◆ **DO THIS**
Repeat each line word for word.

◆ **GIVEN DATA**
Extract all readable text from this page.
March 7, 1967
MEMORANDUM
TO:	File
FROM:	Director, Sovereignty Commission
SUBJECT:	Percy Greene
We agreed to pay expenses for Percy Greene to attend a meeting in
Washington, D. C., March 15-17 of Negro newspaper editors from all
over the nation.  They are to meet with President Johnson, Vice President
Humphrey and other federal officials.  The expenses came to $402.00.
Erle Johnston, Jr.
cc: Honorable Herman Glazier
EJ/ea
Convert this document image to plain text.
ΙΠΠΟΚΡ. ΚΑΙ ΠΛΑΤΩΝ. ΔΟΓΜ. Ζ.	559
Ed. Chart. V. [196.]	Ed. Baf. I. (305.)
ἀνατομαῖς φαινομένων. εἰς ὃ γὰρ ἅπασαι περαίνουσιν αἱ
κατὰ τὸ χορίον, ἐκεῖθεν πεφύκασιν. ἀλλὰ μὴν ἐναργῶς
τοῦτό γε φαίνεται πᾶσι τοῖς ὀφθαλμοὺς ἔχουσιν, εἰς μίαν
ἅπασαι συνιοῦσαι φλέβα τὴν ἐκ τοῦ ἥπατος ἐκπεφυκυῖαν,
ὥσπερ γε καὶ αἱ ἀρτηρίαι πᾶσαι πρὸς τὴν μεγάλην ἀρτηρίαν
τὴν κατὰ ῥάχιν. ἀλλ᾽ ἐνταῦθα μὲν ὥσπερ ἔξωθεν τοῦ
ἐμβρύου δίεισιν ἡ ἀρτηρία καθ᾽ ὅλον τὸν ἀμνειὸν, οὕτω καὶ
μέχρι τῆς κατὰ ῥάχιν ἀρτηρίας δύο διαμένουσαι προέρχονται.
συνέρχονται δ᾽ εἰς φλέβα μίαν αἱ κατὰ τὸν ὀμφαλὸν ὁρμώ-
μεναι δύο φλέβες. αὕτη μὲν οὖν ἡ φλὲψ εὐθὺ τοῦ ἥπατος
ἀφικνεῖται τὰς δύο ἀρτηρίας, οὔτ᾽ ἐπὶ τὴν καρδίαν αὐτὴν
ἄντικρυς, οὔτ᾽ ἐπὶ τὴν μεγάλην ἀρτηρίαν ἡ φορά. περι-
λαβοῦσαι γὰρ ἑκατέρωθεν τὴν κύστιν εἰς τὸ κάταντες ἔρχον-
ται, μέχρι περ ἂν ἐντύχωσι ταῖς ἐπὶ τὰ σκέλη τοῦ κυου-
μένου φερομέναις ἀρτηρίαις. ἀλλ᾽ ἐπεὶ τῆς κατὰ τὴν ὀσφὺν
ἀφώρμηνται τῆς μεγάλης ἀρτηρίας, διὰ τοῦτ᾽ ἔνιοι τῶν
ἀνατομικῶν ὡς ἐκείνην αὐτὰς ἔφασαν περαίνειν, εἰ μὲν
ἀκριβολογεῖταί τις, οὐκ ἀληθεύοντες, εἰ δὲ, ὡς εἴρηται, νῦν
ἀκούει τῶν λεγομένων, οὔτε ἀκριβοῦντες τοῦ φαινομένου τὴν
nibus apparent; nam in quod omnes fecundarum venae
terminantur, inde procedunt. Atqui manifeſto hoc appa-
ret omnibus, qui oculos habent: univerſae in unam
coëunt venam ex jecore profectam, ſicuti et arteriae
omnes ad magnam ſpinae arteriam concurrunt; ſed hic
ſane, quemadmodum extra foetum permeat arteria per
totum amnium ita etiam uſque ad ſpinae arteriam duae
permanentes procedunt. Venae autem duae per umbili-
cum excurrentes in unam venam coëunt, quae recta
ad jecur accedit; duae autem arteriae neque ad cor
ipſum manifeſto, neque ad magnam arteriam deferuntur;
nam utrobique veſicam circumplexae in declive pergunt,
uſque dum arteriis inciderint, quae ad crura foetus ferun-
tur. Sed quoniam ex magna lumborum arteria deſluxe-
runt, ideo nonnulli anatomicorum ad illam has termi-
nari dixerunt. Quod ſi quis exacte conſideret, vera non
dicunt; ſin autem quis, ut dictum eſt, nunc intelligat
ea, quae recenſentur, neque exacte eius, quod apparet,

◆ **THE SOLUTION**
Extract all readable text from this page.
March 7, 1967
MEMORANDUM
TO:	File
FROM:	Director, Sovereignty Commission
SUBJECT:	Percy Greene
We agreed to pay expenses for Percy Greene to attend a meeting in
Washington, D. C., March 15-17 of Negro newspaper editors from all
over the nation.  They are to meet with President Johnson, Vice President
Humphrey and other federal officials.  The expenses came to $402.00.
Erle Johnston, Jr.
cc: Honorable Herman Glazier
EJ/ea
Convert this document image to plain text.
ΙΠΠΟΚΡ. ΚΑΙ ΠΛΑΤΩΝ. ΔΟΓΜ. Ζ.	559
Ed. Chart. V. [196.]	Ed. Baf. I. (305.)
ἀνατομαῖς φαινομένων. εἰς ὃ γὰρ ἅπασαι περαίνουσιν αἱ
κατὰ τὸ χορίον, ἐκεῖθεν πεφύκασιν. ἀλλὰ μὴν ἐναργῶς
τοῦτό γε φαίνεται πᾶσι τοῖς ὀφθαλμοὺς ἔχουσιν, εἰς μίαν
ἅπασαι συνιοῦσαι φλέβα τὴν ἐκ τοῦ ἥπατος ἐκπεφυκυῖαν,
ὥσπερ γε καὶ αἱ ἀρτηρίαι πᾶσαι πρὸς τὴν μεγάλην ἀρτηρίαν
τὴν κατὰ ῥάχιν. ἀλλ᾽ ἐνταῦθα μὲν ὥσπερ ἔξωθεν τοῦ
ἐμβρύου δίεισιν ἡ ἀρτηρία καθ᾽ ὅλον τὸν ἀμνειὸν, οὕτω καὶ
μέχρι τῆς κατὰ ῥάχιν ἀρτηρίας δύο διαμένουσαι προέρχονται.
συνέρχονται δ᾽ εἰς φλέβα μίαν αἱ κατὰ τὸν ὀμφαλὸν ὁρμώ-
μεναι δύο φλέβες. αὕτη μὲν οὖν ἡ φλὲψ εὐθὺ τοῦ ἥπατος
ἀφικνεῖται τὰς δύο ἀρτηρίας, οὔτ᾽ ἐπὶ τὴν καρδίαν αὐτὴν
ἄντικρυς, οὔτ᾽ ἐπὶ τὴν μεγάλην ἀρτηρίαν ἡ φορά. περι-
λαβοῦσαι γὰρ ἑκατέρωθεν τὴν κύστιν εἰς τὸ κάταντες ἔρχον-
ται, μέχρι περ ἂν ἐντύχωσι ταῖς ἐπὶ τὰ σκέλη τοῦ κυου-
μένου φερομέναις ἀρτηρίαις. ἀλλ᾽ ἐπεὶ τῆς κατὰ τὴν ὀσφὺν
ἀφώρμηνται τῆς μεγάλης ἀρτηρίας, διὰ τοῦτ᾽ ἔνιοι τῶν
ἀνατομικῶν ὡς ἐκείνην αὐτὰς ἔφασαν περαίνειν, εἰ μὲν
ἀκριβολογεῖταί τις, οὐκ ἀληθεύοντες, εἰ δὲ, ὡς εἴρηται, νῦν
ἀκούει τῶν λεγομένων, οὔτε ἀκριβοῦντες τοῦ φαινομένου τὴν
nibus apparent; nam in quod omnes fecundarum venae
terminantur, inde procedunt. Atqui manifeſto hoc appa-
ret omnibus, qui oculos habent: univerſae in unam
coëunt venam ex jecore profectam, ſicuti et arteriae
omnes ad magnam ſpinae arteriam concurrunt; ſed hic
ſane, quemadmodum extra foetum permeat arteria per
totum amnium ita etiam uſque ad ſpinae arteriam duae
permanentes procedunt. Venae autem duae per umbili-
cum excurrentes in unam venam coëunt, quae recta
ad jecur accedit; duae autem arteriae neque ad cor
ipſum manifeſto, neque ad magnam arteriam deferuntur;
nam utrobique veſicam circumplexae in declive pergunt,
uſque dum arteriis inciderint, quae ad crura foetus ferun-
tur. Sed quoniam ex magna lumborum arteria deſluxe-
runt, ideo nonnulli anatomicorum ad illam has termi-
nari dixerunt. Quod ſi quis exacte conſideret, vera non
dicunt; ſin autem quis, ut dictum eſt, nunc intelligat
ea, quae recenſentur, neque exacte eius, quod apparet,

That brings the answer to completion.